[Dataset records]
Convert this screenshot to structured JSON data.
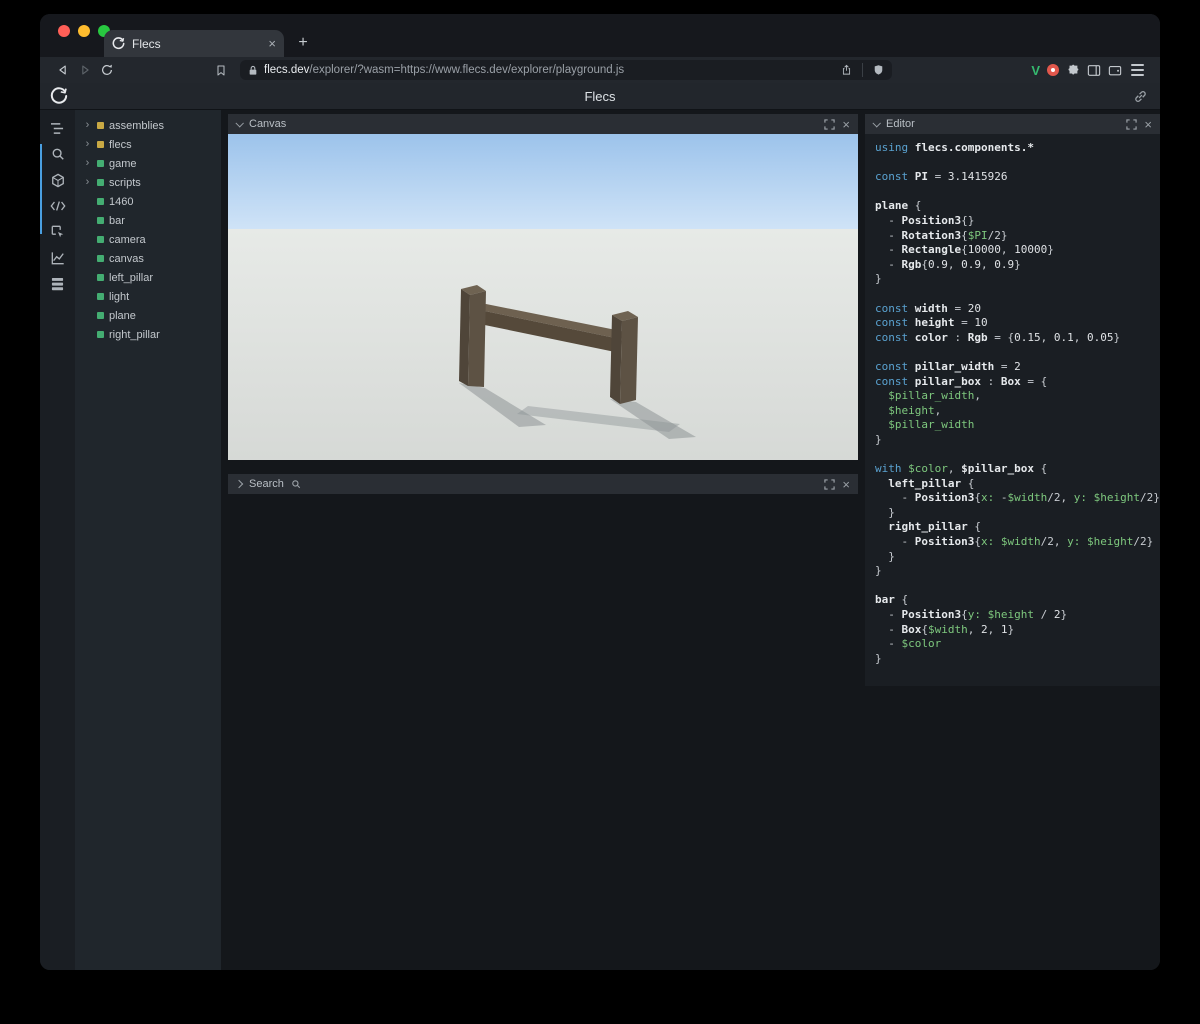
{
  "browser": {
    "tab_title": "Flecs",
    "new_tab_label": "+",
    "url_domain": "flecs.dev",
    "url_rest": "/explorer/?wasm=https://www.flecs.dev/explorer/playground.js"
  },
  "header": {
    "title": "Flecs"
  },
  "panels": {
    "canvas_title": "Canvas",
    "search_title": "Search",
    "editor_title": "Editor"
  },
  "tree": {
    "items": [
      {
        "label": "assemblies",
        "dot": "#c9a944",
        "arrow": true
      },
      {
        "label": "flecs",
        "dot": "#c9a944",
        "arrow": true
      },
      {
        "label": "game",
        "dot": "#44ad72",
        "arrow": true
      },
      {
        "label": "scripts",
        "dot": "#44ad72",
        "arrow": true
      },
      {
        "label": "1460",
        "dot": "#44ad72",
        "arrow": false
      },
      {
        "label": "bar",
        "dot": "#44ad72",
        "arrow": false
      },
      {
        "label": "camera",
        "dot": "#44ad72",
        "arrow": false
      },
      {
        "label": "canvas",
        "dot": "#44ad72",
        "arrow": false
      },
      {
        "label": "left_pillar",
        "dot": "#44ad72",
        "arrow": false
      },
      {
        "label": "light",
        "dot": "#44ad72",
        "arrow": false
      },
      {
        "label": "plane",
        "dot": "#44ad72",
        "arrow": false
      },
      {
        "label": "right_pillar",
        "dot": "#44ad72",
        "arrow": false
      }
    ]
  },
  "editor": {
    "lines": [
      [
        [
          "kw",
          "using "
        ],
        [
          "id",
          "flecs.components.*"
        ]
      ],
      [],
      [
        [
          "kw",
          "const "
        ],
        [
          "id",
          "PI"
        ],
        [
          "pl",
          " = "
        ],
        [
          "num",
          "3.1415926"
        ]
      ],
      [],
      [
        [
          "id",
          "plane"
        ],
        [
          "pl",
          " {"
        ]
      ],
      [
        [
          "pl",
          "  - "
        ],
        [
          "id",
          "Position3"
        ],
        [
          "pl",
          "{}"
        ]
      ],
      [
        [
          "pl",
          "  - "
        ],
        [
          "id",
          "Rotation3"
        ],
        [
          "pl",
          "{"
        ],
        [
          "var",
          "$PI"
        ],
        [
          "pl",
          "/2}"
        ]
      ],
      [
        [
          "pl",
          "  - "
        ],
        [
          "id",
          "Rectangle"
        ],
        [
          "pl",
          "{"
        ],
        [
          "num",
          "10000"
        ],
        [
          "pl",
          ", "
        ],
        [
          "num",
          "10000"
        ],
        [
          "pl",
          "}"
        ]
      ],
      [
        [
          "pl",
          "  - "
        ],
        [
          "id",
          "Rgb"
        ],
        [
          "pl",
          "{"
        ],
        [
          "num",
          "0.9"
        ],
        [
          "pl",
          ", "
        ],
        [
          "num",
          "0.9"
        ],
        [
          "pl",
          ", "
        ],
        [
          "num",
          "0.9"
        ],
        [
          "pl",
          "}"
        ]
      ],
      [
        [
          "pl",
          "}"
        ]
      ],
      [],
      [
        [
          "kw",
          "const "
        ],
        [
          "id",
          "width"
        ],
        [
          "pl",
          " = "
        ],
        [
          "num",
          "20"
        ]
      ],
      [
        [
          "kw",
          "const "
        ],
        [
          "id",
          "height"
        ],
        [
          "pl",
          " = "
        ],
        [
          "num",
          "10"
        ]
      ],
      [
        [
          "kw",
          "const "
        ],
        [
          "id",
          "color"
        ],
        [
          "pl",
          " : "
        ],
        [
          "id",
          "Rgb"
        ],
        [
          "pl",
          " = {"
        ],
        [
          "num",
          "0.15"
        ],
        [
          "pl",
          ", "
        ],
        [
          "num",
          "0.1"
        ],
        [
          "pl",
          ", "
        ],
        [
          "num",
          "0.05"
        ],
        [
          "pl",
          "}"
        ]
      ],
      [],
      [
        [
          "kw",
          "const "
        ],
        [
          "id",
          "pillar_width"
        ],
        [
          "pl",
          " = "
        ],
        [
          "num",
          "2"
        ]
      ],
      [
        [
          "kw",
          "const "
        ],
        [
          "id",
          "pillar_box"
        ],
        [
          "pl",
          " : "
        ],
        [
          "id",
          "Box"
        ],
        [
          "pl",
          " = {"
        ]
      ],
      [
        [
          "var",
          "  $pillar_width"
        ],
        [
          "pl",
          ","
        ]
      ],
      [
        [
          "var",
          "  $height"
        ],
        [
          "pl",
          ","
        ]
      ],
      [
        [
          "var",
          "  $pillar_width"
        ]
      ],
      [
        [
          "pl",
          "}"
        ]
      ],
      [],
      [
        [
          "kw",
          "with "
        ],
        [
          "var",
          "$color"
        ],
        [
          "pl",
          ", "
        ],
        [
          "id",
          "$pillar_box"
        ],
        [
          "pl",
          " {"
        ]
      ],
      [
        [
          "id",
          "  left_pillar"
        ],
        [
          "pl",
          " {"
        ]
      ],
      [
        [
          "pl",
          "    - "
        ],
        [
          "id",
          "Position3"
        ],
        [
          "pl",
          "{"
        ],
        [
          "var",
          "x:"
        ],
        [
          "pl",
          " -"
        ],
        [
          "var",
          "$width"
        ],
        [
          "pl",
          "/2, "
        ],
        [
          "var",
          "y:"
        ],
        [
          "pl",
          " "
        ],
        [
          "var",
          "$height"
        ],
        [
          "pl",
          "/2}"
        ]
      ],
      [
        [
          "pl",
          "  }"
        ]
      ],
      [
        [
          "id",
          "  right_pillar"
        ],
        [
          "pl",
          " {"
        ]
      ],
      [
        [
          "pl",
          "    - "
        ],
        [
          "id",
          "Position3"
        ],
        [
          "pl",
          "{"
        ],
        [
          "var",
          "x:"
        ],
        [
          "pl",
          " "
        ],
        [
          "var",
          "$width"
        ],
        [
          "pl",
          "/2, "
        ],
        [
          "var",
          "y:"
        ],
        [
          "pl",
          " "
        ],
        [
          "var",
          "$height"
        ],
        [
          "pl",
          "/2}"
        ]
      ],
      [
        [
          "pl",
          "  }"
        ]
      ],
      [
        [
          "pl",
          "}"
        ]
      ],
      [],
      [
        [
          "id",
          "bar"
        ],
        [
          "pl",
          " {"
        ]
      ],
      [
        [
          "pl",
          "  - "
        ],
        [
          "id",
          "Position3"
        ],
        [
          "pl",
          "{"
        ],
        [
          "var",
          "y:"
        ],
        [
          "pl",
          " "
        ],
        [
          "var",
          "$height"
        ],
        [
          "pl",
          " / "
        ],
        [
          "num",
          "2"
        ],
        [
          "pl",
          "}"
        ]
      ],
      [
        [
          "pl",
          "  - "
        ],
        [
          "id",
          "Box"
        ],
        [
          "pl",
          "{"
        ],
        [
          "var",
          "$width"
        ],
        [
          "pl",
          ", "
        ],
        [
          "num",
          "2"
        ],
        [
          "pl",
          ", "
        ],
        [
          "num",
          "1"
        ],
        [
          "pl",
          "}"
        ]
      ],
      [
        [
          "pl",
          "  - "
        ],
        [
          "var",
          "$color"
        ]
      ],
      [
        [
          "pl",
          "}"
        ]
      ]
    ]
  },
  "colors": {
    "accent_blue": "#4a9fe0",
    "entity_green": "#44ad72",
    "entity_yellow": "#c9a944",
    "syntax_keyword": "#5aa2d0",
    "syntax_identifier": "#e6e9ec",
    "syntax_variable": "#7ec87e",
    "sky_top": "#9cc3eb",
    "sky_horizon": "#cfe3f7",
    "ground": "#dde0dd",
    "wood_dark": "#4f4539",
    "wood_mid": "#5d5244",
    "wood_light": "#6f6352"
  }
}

→ Your instructions:
Transcribe all the lines above exactly, apart from the pictures.

→ Solution to this exercise:
Convert this screenshot to structured JSON data.
{
  "browser": {
    "tab_title": "Flecs",
    "new_tab_label": "+",
    "url_domain": "flecs.dev",
    "url_rest": "/explorer/?wasm=https://www.flecs.dev/explorer/playground.js"
  },
  "header": {
    "title": "Flecs"
  },
  "panels": {
    "canvas_title": "Canvas",
    "search_title": "Search",
    "editor_title": "Editor"
  },
  "tree": {
    "items": [
      {
        "label": "assemblies",
        "dot": "#c9a944",
        "arrow": true
      },
      {
        "label": "flecs",
        "dot": "#c9a944",
        "arrow": true
      },
      {
        "label": "game",
        "dot": "#44ad72",
        "arrow": true
      },
      {
        "label": "scripts",
        "dot": "#44ad72",
        "arrow": true
      },
      {
        "label": "1460",
        "dot": "#44ad72",
        "arrow": false
      },
      {
        "label": "bar",
        "dot": "#44ad72",
        "arrow": false
      },
      {
        "label": "camera",
        "dot": "#44ad72",
        "arrow": false
      },
      {
        "label": "canvas",
        "dot": "#44ad72",
        "arrow": false
      },
      {
        "label": "left_pillar",
        "dot": "#44ad72",
        "arrow": false
      },
      {
        "label": "light",
        "dot": "#44ad72",
        "arrow": false
      },
      {
        "label": "plane",
        "dot": "#44ad72",
        "arrow": false
      },
      {
        "label": "right_pillar",
        "dot": "#44ad72",
        "arrow": false
      }
    ]
  },
  "editor": {
    "lines": [
      [
        [
          "kw",
          "using "
        ],
        [
          "id",
          "flecs.components.*"
        ]
      ],
      [],
      [
        [
          "kw",
          "const "
        ],
        [
          "id",
          "PI"
        ],
        [
          "pl",
          " = "
        ],
        [
          "num",
          "3.1415926"
        ]
      ],
      [],
      [
        [
          "id",
          "plane"
        ],
        [
          "pl",
          " {"
        ]
      ],
      [
        [
          "pl",
          "  - "
        ],
        [
          "id",
          "Position3"
        ],
        [
          "pl",
          "{}"
        ]
      ],
      [
        [
          "pl",
          "  - "
        ],
        [
          "id",
          "Rotation3"
        ],
        [
          "pl",
          "{"
        ],
        [
          "var",
          "$PI"
        ],
        [
          "pl",
          "/2}"
        ]
      ],
      [
        [
          "pl",
          "  - "
        ],
        [
          "id",
          "Rectangle"
        ],
        [
          "pl",
          "{"
        ],
        [
          "num",
          "10000"
        ],
        [
          "pl",
          ", "
        ],
        [
          "num",
          "10000"
        ],
        [
          "pl",
          "}"
        ]
      ],
      [
        [
          "pl",
          "  - "
        ],
        [
          "id",
          "Rgb"
        ],
        [
          "pl",
          "{"
        ],
        [
          "num",
          "0.9"
        ],
        [
          "pl",
          ", "
        ],
        [
          "num",
          "0.9"
        ],
        [
          "pl",
          ", "
        ],
        [
          "num",
          "0.9"
        ],
        [
          "pl",
          "}"
        ]
      ],
      [
        [
          "pl",
          "}"
        ]
      ],
      [],
      [
        [
          "kw",
          "const "
        ],
        [
          "id",
          "width"
        ],
        [
          "pl",
          " = "
        ],
        [
          "num",
          "20"
        ]
      ],
      [
        [
          "kw",
          "const "
        ],
        [
          "id",
          "height"
        ],
        [
          "pl",
          " = "
        ],
        [
          "num",
          "10"
        ]
      ],
      [
        [
          "kw",
          "const "
        ],
        [
          "id",
          "color"
        ],
        [
          "pl",
          " : "
        ],
        [
          "id",
          "Rgb"
        ],
        [
          "pl",
          " = {"
        ],
        [
          "num",
          "0.15"
        ],
        [
          "pl",
          ", "
        ],
        [
          "num",
          "0.1"
        ],
        [
          "pl",
          ", "
        ],
        [
          "num",
          "0.05"
        ],
        [
          "pl",
          "}"
        ]
      ],
      [],
      [
        [
          "kw",
          "const "
        ],
        [
          "id",
          "pillar_width"
        ],
        [
          "pl",
          " = "
        ],
        [
          "num",
          "2"
        ]
      ],
      [
        [
          "kw",
          "const "
        ],
        [
          "id",
          "pillar_box"
        ],
        [
          "pl",
          " : "
        ],
        [
          "id",
          "Box"
        ],
        [
          "pl",
          " = {"
        ]
      ],
      [
        [
          "var",
          "  $pillar_width"
        ],
        [
          "pl",
          ","
        ]
      ],
      [
        [
          "var",
          "  $height"
        ],
        [
          "pl",
          ","
        ]
      ],
      [
        [
          "var",
          "  $pillar_width"
        ]
      ],
      [
        [
          "pl",
          "}"
        ]
      ],
      [],
      [
        [
          "kw",
          "with "
        ],
        [
          "var",
          "$color"
        ],
        [
          "pl",
          ", "
        ],
        [
          "id",
          "$pillar_box"
        ],
        [
          "pl",
          " {"
        ]
      ],
      [
        [
          "id",
          "  left_pillar"
        ],
        [
          "pl",
          " {"
        ]
      ],
      [
        [
          "pl",
          "    - "
        ],
        [
          "id",
          "Position3"
        ],
        [
          "pl",
          "{"
        ],
        [
          "var",
          "x:"
        ],
        [
          "pl",
          " -"
        ],
        [
          "var",
          "$width"
        ],
        [
          "pl",
          "/2, "
        ],
        [
          "var",
          "y:"
        ],
        [
          "pl",
          " "
        ],
        [
          "var",
          "$height"
        ],
        [
          "pl",
          "/2}"
        ]
      ],
      [
        [
          "pl",
          "  }"
        ]
      ],
      [
        [
          "id",
          "  right_pillar"
        ],
        [
          "pl",
          " {"
        ]
      ],
      [
        [
          "pl",
          "    - "
        ],
        [
          "id",
          "Position3"
        ],
        [
          "pl",
          "{"
        ],
        [
          "var",
          "x:"
        ],
        [
          "pl",
          " "
        ],
        [
          "var",
          "$width"
        ],
        [
          "pl",
          "/2, "
        ],
        [
          "var",
          "y:"
        ],
        [
          "pl",
          " "
        ],
        [
          "var",
          "$height"
        ],
        [
          "pl",
          "/2}"
        ]
      ],
      [
        [
          "pl",
          "  }"
        ]
      ],
      [
        [
          "pl",
          "}"
        ]
      ],
      [],
      [
        [
          "id",
          "bar"
        ],
        [
          "pl",
          " {"
        ]
      ],
      [
        [
          "pl",
          "  - "
        ],
        [
          "id",
          "Position3"
        ],
        [
          "pl",
          "{"
        ],
        [
          "var",
          "y:"
        ],
        [
          "pl",
          " "
        ],
        [
          "var",
          "$height"
        ],
        [
          "pl",
          " / "
        ],
        [
          "num",
          "2"
        ],
        [
          "pl",
          "}"
        ]
      ],
      [
        [
          "pl",
          "  - "
        ],
        [
          "id",
          "Box"
        ],
        [
          "pl",
          "{"
        ],
        [
          "var",
          "$width"
        ],
        [
          "pl",
          ", "
        ],
        [
          "num",
          "2"
        ],
        [
          "pl",
          ", "
        ],
        [
          "num",
          "1"
        ],
        [
          "pl",
          "}"
        ]
      ],
      [
        [
          "pl",
          "  - "
        ],
        [
          "var",
          "$color"
        ]
      ],
      [
        [
          "pl",
          "}"
        ]
      ]
    ]
  },
  "colors": {
    "accent_blue": "#4a9fe0",
    "entity_green": "#44ad72",
    "entity_yellow": "#c9a944",
    "syntax_keyword": "#5aa2d0",
    "syntax_identifier": "#e6e9ec",
    "syntax_variable": "#7ec87e",
    "sky_top": "#9cc3eb",
    "sky_horizon": "#cfe3f7",
    "ground": "#dde0dd",
    "wood_dark": "#4f4539",
    "wood_mid": "#5d5244",
    "wood_light": "#6f6352"
  }
}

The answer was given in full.